#### Material for this task ####

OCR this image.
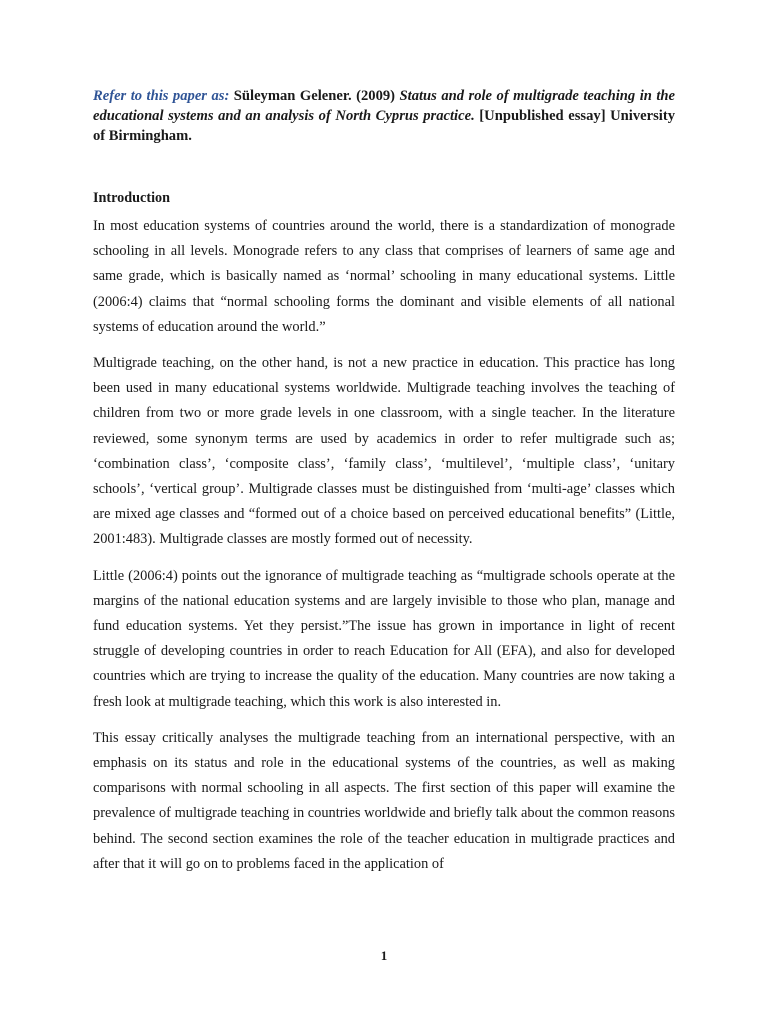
Refer to this paper as: Süleyman Gelener. (2009) Status and role of multigrade teaching in the educational systems and an analysis of North Cyprus practice. [Unpublished essay] University of Birmingham.

Introduction

In most education systems of countries around the world, there is a standardization of monograde schooling in all levels. Monograde refers to any class that comprises of learners of same age and same grade, which is basically named as ‘normal’ schooling in many educational systems. Little (2006:4) claims that “normal schooling forms the dominant and visible elements of all national systems of education around the world.”

Multigrade teaching, on the other hand, is not a new practice in education. This practice has long been used in many educational systems worldwide. Multigrade teaching involves the teaching of children from two or more grade levels in one classroom, with a single teacher. In the literature reviewed, some synonym terms are used by academics in order to refer multigrade such as; ‘combination class’, ‘composite class’, ‘family class’, ‘multilevel’, ‘multiple class’, ‘unitary schools’, ‘vertical group’. Multigrade classes must be distinguished from ‘multi-age’ classes which are mixed age classes and “formed out of a choice based on perceived educational benefits” (Little, 2001:483). Multigrade classes are mostly formed out of necessity.

Little (2006:4) points out the ignorance of multigrade teaching as “multigrade schools operate at the margins of the national education systems and are largely invisible to those who plan, manage and fund education systems. Yet they persist.”The issue has grown in importance in light of recent struggle of developing countries in order to reach Education for All (EFA), and also for developed countries which are trying to increase the quality of the education. Many countries are now taking a fresh look at multigrade teaching, which this work is also interested in.

This essay critically analyses the multigrade teaching from an international perspective, with an emphasis on its status and role in the educational systems of the countries, as well as making comparisons with normal schooling in all aspects. The first section of this paper will examine the prevalence of multigrade teaching in countries worldwide and briefly talk about the common reasons behind. The second section examines the role of the teacher education in multigrade practices and after that it will go on to problems faced in the application of

1
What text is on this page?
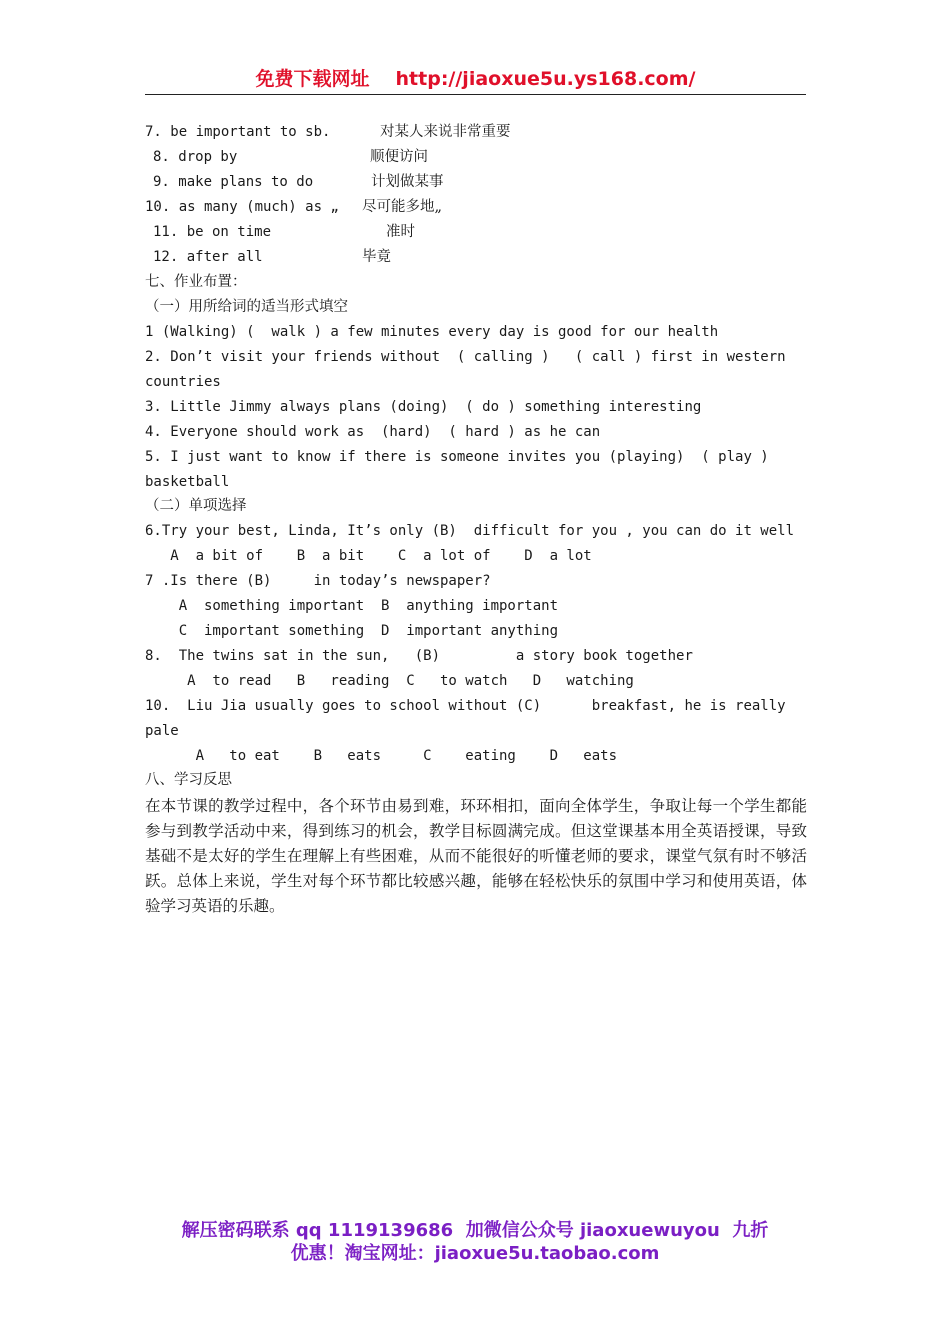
免费下载网址 http://jiaoxue5u.ys168.com/
7. be important to sb.	对某人来说非常重要
8. drop by	顺便访问
9. make plans to do	计划做某事
10. as many (much) as „ 尽可能多地„
11. be on time	准时
12. after all	毕竟
七、作业布置：
（一）用所给词的适当形式填空
1 (Walking) (  walk ) a few minutes every day is good for our health
2. Don’t visit your friends without  ( calling )   ( call ) first in western
countries
3. Little Jimmy always plans (doing)  ( do ) something interesting
4. Everyone should work as  (hard)  ( hard ) as he can
5. I just want to know if there is someone invites you (playing)  ( play )
basketball
（二）单项选择
6.Try your best, Linda, It’s only (B)  difficult for you , you can do it well
A  a bit of    B  a bit    C  a lot of    D  a lot
7 .Is there (B)     in today’s newspaper?
A  something important  B  anything important
C  important something  D  important anything
8.  The twins sat in the sun,   (B)         a story book together
A  to read   B   reading  C   to watch   D   watching
10.  Liu Jia usually goes to school without (C)      breakfast, he is really
pale
A   to eat    B   eats     C    eating    D   eats
八、学习反思
在本节课的教学过程中，各个环节由易到难，环环相扣，面向全体学生，争取让每一个学生都能参与到教学活动中来，得到练习的机会，教学目标圆满完成。但这堂课基本用全英语授课，导致基础不是太好的学生在理解上有些困难，从而不能很好的听懂老师的要求，课堂气氛有时不够活跃。总体上来说，学生对每个环节都比较感兴趣，能够在轻松快乐的氛围中学习和使用英语，体验学习英语的乐趣。
解压密码联系 qq 1119139686  加微信公众号 jiaoxuewuyou  九折
优惠！淘宝网址：jiaoxue5u.taobao.com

####

Skip the pictures and transcribe the rest of the records exactly.

OCR this image.
Refer to this paper as: Süleyman Gelener. (2009) Status and role of multigrade teaching in the educational systems and an analysis of North Cyprus practice. [Unpublished essay] University of Birmingham.

Introduction

In most education systems of countries around the world, there is a standardization of monograde schooling in all levels. Monograde refers to any class that comprises of learners of same age and same grade, which is basically named as ‘normal’ schooling in many educational systems. Little (2006:4) claims that “normal schooling forms the dominant and visible elements of all national systems of education around the world.”

Multigrade teaching, on the other hand, is not a new practice in education. This practice has long been used in many educational systems worldwide. Multigrade teaching involves the teaching of children from two or more grade levels in one classroom, with a single teacher. In the literature reviewed, some synonym terms are used by academics in order to refer multigrade such as; ‘combination class’, ‘composite class’, ‘family class’, ‘multilevel’, ‘multiple class’, ‘unitary schools’, ‘vertical group’. Multigrade classes must be distinguished from ‘multi-age’ classes which are mixed age classes and “formed out of a choice based on perceived educational benefits” (Little, 2001:483). Multigrade classes are mostly formed out of necessity.

Little (2006:4) points out the ignorance of multigrade teaching as “multigrade schools operate at the margins of the national education systems and are largely invisible to those who plan, manage and fund education systems. Yet they persist.”The issue has grown in importance in light of recent struggle of developing countries in order to reach Education for All (EFA), and also for developed countries which are trying to increase the quality of the education. Many countries are now taking a fresh look at multigrade teaching, which this work is also interested in.

This essay critically analyses the multigrade teaching from an international perspective, with an emphasis on its status and role in the educational systems of the countries, as well as making comparisons with normal schooling in all aspects. The first section of this paper will examine the prevalence of multigrade teaching in countries worldwide and briefly talk about the common reasons behind. The second section examines the role of the teacher education in multigrade practices and after that it will go on to problems faced in the application of

1
What text is on this page?
免费下载网址 http://jiaoxue5u.ys168.com/
7. be important to sb.	对某人来说非常重要
8. drop by	顺便访问
9. make plans to do	计划做某事
10. as many (much) as „ 尽可能多地„
11. be on time	准时
12. after all	毕竟
七、作业布置：
（一）用所给词的适当形式填空
1 (Walking) (  walk ) a few minutes every day is good for our health
2. Don’t visit your friends without  ( calling )   ( call ) first in western
countries
3. Little Jimmy always plans (doing)  ( do ) something interesting
4. Everyone should work as  (hard)  ( hard ) as he can
5. I just want to know if there is someone invites you (playing)  ( play )
basketball
（二）单项选择
6.Try your best, Linda, It’s only (B)  difficult for you , you can do it well
A  a bit of    B  a bit    C  a lot of    D  a lot
7 .Is there (B)     in today’s newspaper?
A  something important  B  anything important
C  important something  D  important anything
8.  The twins sat in the sun,   (B)         a story book together
A  to read   B   reading  C   to watch   D   watching
10.  Liu Jia usually goes to school without (C)      breakfast, he is really
pale
A   to eat    B   eats     C    eating    D   eats
八、学习反思
在本节课的教学过程中，各个环节由易到难，环环相扣，面向全体学生，争取让每一个学生都能参与到教学活动中来，得到练习的机会，教学目标圆满完成。但这堂课基本用全英语授课，导致基础不是太好的学生在理解上有些困难，从而不能很好的听懂老师的要求，课堂气氛有时不够活跃。总体上来说，学生对每个环节都比较感兴趣，能够在轻松快乐的氛围中学习和使用英语，体验学习英语的乐趣。
解压密码联系 qq 1119139686  加微信公众号 jiaoxuewuyou  九折
优惠！淘宝网址：jiaoxue5u.taobao.com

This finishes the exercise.